Transcribe the entries exactly; images are not part of the copy.

|---|

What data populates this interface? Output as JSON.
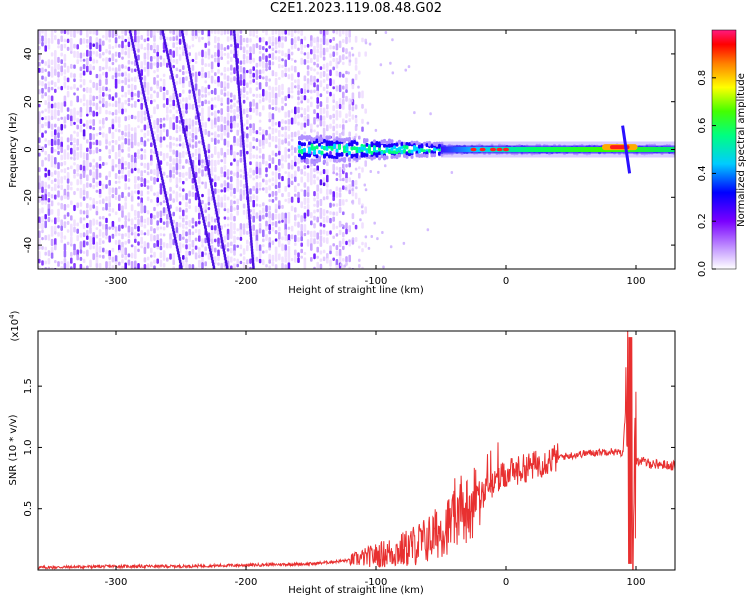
{
  "title": "C2E1.2023.119.08.48.G02",
  "chart_data": [
    {
      "type": "heatmap",
      "xlabel": "Height of straight line (km)",
      "ylabel": "Frequency (Hz)",
      "xlim": [
        -360,
        130
      ],
      "ylim": [
        -50,
        50
      ],
      "x_ticks": [
        -300,
        -200,
        -100,
        0,
        100
      ],
      "y_ticks": [
        -40,
        -20,
        0,
        20,
        40
      ],
      "colorbar": {
        "label": "Normalized spectral amplitude",
        "range": [
          0,
          1
        ],
        "ticks": [
          0.0,
          0.2,
          0.4,
          0.6,
          0.8
        ],
        "tick_labels": [
          "0.0",
          "0.2",
          "0.4",
          "0.6",
          "0.8"
        ]
      },
      "features": [
        {
          "region": "broadband noise",
          "x": [
            -360,
            -130
          ],
          "amplitude": 0.15
        },
        {
          "region": "spectral line near 0 Hz",
          "x": [
            -160,
            130
          ],
          "frequency": 0,
          "amplitude": 0.45
        },
        {
          "region": "peak",
          "x": [
            80,
            95
          ],
          "frequency": 1,
          "amplitude": 0.9
        }
      ]
    },
    {
      "type": "line",
      "xlabel": "Height of straight line (km)",
      "ylabel": "SNR (10 * v/v)",
      "y_scale_label": "(x10",
      "y_scale_exp": "4",
      "y_scale_close": ")",
      "xlim": [
        -360,
        130
      ],
      "ylim": [
        0,
        1.95
      ],
      "x_ticks": [
        -300,
        -200,
        -100,
        0,
        100
      ],
      "y_ticks": [
        0.5,
        1.0,
        1.5
      ],
      "y_tick_labels": [
        "0.5",
        "1.0",
        "1.5"
      ],
      "series": [
        {
          "color": "#e83030",
          "x": [
            -360,
            -300,
            -250,
            -200,
            -150,
            -120,
            -100,
            -80,
            -60,
            -40,
            -20,
            0,
            20,
            40,
            60,
            80,
            90,
            95,
            97,
            100,
            110,
            130
          ],
          "y": [
            0.02,
            0.03,
            0.03,
            0.04,
            0.05,
            0.08,
            0.12,
            0.16,
            0.25,
            0.4,
            0.6,
            0.78,
            0.85,
            0.92,
            0.95,
            0.97,
            0.95,
            1.9,
            0.1,
            0.9,
            0.87,
            0.85
          ]
        }
      ]
    }
  ]
}
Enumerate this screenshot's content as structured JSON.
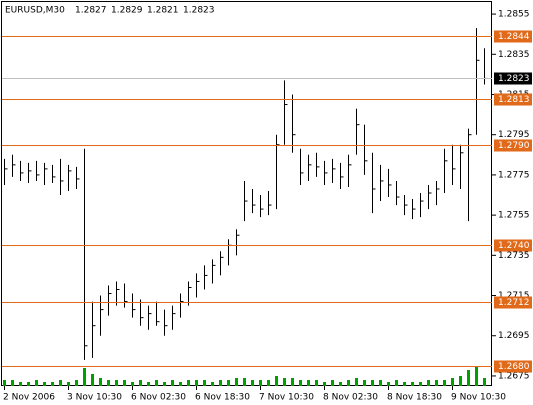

|---|

Task solution>
What data populates this interface? Output as JSON.
{
  "title": "C2E1.2023.119.08.48.G02",
  "chart_data": [
    {
      "type": "heatmap",
      "xlabel": "Height of straight line (km)",
      "ylabel": "Frequency (Hz)",
      "xlim": [
        -360,
        130
      ],
      "ylim": [
        -50,
        50
      ],
      "x_ticks": [
        -300,
        -200,
        -100,
        0,
        100
      ],
      "y_ticks": [
        -40,
        -20,
        0,
        20,
        40
      ],
      "colorbar": {
        "label": "Normalized spectral amplitude",
        "range": [
          0,
          1
        ],
        "ticks": [
          0.0,
          0.2,
          0.4,
          0.6,
          0.8
        ],
        "tick_labels": [
          "0.0",
          "0.2",
          "0.4",
          "0.6",
          "0.8"
        ]
      },
      "features": [
        {
          "region": "broadband noise",
          "x": [
            -360,
            -130
          ],
          "amplitude": 0.15
        },
        {
          "region": "spectral line near 0 Hz",
          "x": [
            -160,
            130
          ],
          "frequency": 0,
          "amplitude": 0.45
        },
        {
          "region": "peak",
          "x": [
            80,
            95
          ],
          "frequency": 1,
          "amplitude": 0.9
        }
      ]
    },
    {
      "type": "line",
      "xlabel": "Height of straight line (km)",
      "ylabel": "SNR (10 * v/v)",
      "y_scale_label": "(x10",
      "y_scale_exp": "4",
      "y_scale_close": ")",
      "xlim": [
        -360,
        130
      ],
      "ylim": [
        0,
        1.95
      ],
      "x_ticks": [
        -300,
        -200,
        -100,
        0,
        100
      ],
      "y_ticks": [
        0.5,
        1.0,
        1.5
      ],
      "y_tick_labels": [
        "0.5",
        "1.0",
        "1.5"
      ],
      "series": [
        {
          "color": "#e83030",
          "x": [
            -360,
            -300,
            -250,
            -200,
            -150,
            -120,
            -100,
            -80,
            -60,
            -40,
            -20,
            0,
            20,
            40,
            60,
            80,
            90,
            95,
            97,
            100,
            110,
            130
          ],
          "y": [
            0.02,
            0.03,
            0.03,
            0.04,
            0.05,
            0.08,
            0.12,
            0.16,
            0.25,
            0.4,
            0.6,
            0.78,
            0.85,
            0.92,
            0.95,
            0.97,
            0.95,
            1.9,
            0.1,
            0.9,
            0.87,
            0.85
          ]
        }
      ]
    }
  ]
}
Enumerate this screenshot's content as structured JSON.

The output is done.